# CHALLENGE
Count every line that holds the string "Pengertian", and report the number alone.
*** GIVEN RECORDS
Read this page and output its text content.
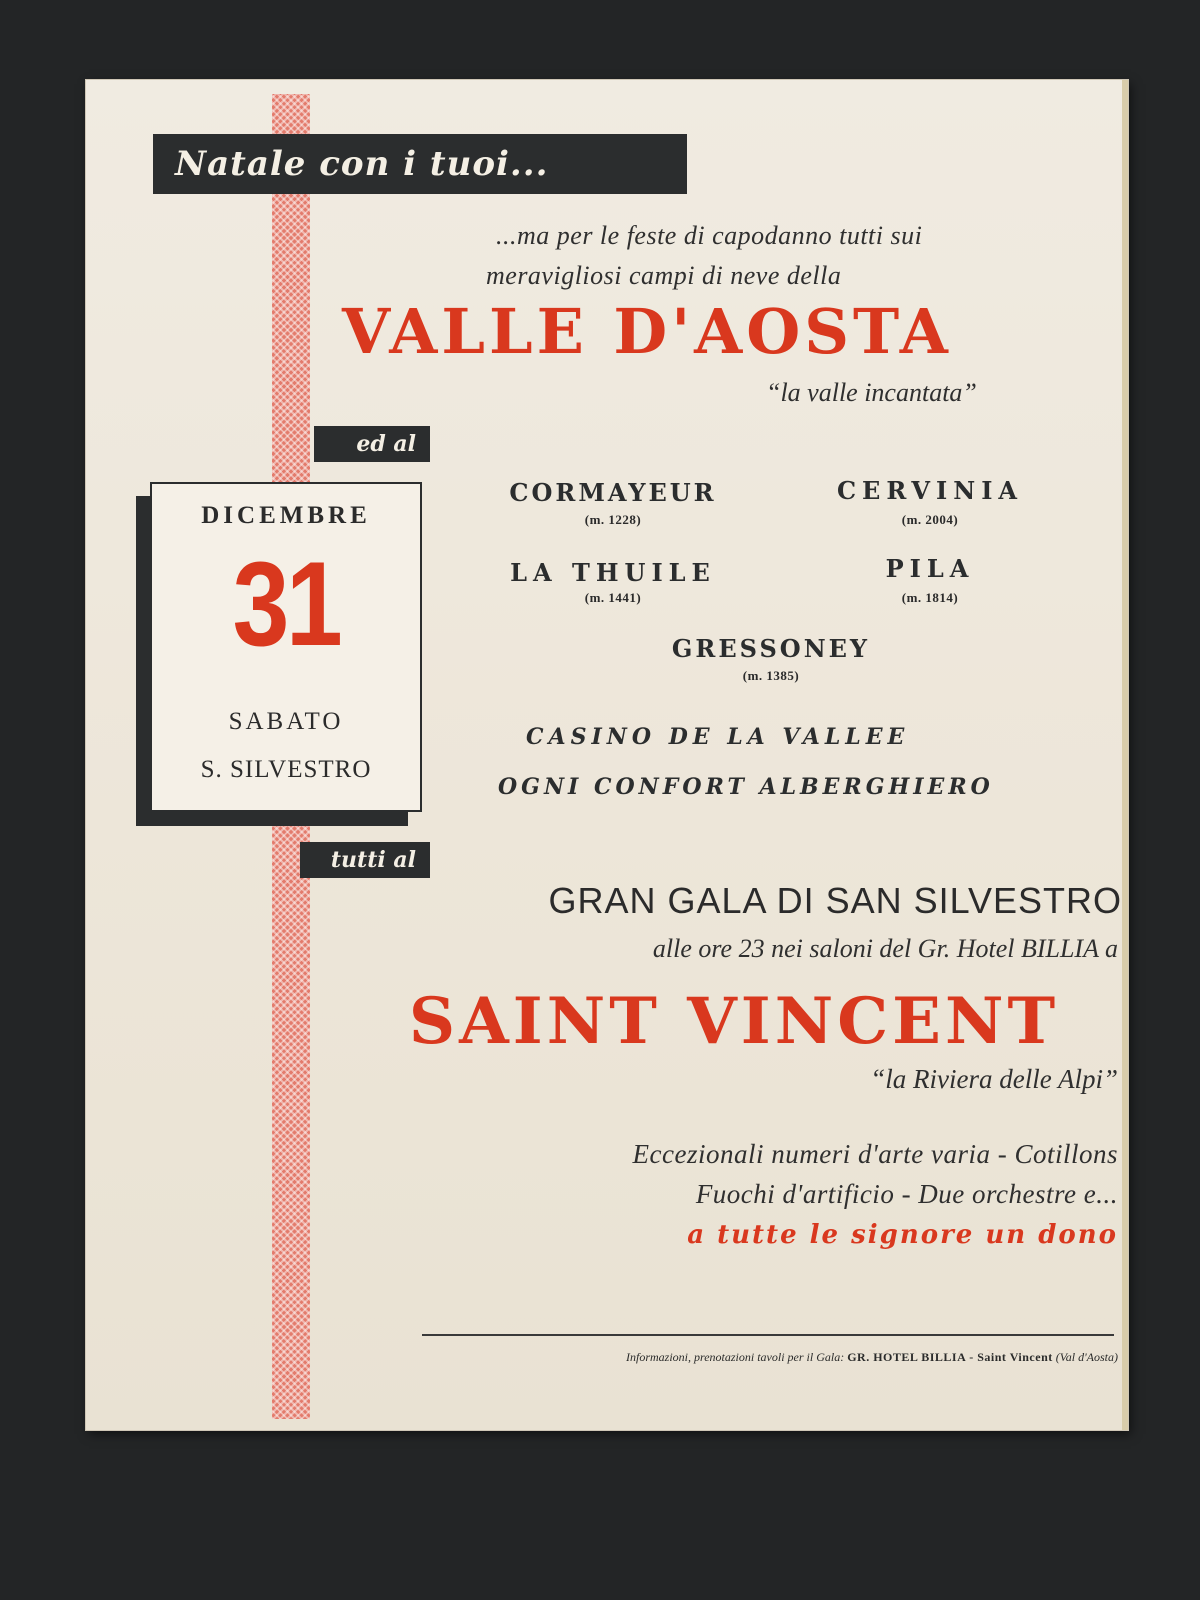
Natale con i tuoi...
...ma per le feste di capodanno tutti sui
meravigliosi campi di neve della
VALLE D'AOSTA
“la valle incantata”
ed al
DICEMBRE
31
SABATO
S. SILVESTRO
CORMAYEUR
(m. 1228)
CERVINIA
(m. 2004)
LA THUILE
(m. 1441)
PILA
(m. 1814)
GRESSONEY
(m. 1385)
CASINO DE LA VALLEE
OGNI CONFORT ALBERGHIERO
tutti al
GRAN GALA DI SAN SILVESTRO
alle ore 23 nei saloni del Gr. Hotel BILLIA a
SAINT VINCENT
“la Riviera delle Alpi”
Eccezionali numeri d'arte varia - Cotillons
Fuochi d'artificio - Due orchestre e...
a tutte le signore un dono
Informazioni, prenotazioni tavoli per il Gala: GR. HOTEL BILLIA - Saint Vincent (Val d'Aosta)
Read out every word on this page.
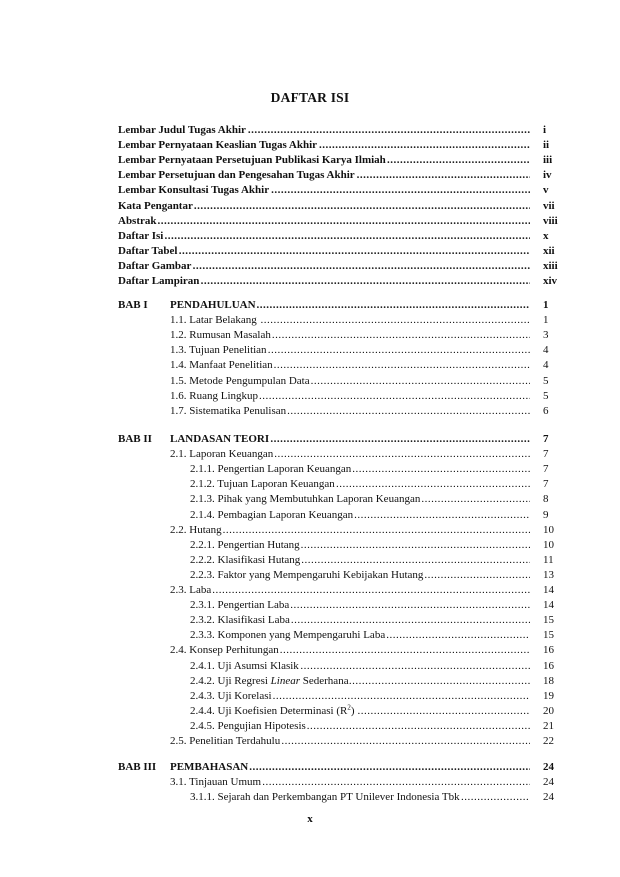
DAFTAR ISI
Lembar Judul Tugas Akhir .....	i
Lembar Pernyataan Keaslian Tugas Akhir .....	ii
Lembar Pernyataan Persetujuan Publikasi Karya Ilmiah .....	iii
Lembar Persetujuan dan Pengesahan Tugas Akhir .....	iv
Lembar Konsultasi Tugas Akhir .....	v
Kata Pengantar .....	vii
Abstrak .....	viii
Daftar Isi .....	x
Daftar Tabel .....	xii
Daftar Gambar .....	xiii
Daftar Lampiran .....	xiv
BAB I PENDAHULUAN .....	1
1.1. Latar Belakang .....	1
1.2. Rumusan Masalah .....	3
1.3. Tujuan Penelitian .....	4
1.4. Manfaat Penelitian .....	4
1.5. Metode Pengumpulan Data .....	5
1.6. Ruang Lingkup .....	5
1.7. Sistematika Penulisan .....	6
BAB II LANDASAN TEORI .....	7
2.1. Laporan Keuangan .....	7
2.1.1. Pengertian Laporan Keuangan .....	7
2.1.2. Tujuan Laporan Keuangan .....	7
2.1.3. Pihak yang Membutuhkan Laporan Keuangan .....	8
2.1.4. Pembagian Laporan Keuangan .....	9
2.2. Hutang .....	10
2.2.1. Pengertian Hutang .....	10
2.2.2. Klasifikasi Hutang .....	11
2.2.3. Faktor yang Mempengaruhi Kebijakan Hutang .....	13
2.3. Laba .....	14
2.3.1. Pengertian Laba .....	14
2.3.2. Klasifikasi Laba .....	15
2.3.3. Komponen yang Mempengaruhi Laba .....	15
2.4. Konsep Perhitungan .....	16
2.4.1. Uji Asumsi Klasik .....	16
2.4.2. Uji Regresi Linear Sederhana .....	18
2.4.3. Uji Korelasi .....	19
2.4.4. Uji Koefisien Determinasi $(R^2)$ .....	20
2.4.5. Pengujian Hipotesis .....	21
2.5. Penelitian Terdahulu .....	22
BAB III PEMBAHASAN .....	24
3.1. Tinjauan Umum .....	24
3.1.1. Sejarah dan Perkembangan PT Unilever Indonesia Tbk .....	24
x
******
# TASK SOLUTION
3